**REQUIREMENTS**
The passage on modules and libraries names several kinds of libraries that are provided as on-disk files. List each one.

##### EXTRACT

Code management tools may utilizes the concepts related to module. For example, Git has the concept of submodule, which is essentially a versioned subdirectory of code in the repository.
A library is a specialized kind of program module containing (more specifically, owning) a collection of (sub)modules to be used in some encapsulated (that is, not allowed being modified directly in later use) manner. Usually a library is designed to be reused and deployed within non-volatile storage. Typically, a library is provided as one or several on-disk files in some steady persistent formats. Such libraries are called archives, dynamic objects, packages, etc. With support of external program databases, libraries can also be identified by means other than filenames or other file-based properties. For example, CLI provides library assemblies with aid of GAC.

##########
##### SUPPLIED INFORMATION

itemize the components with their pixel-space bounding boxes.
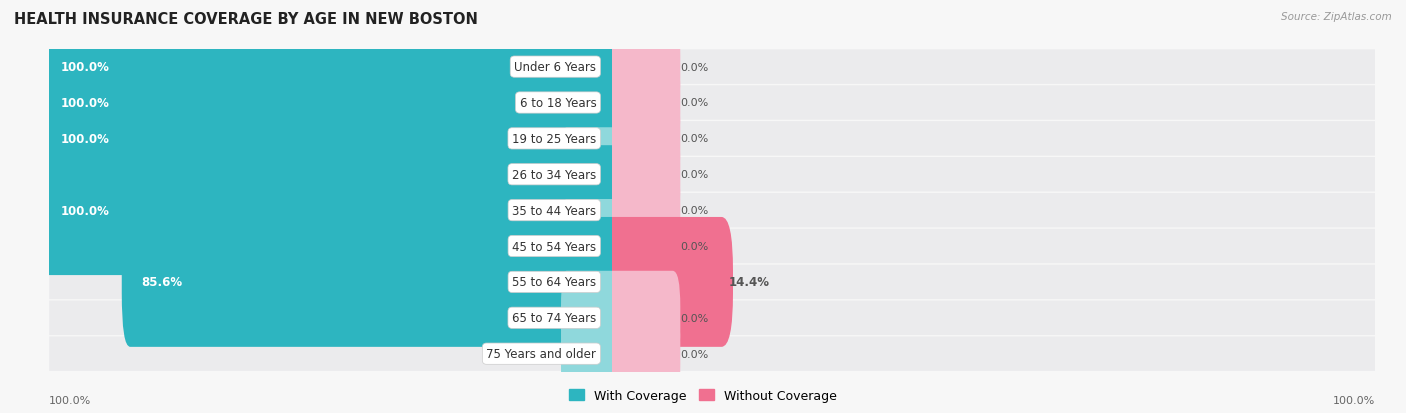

##########

**RESULT OF THE EXERCISE**
archives, dynamic objects, packages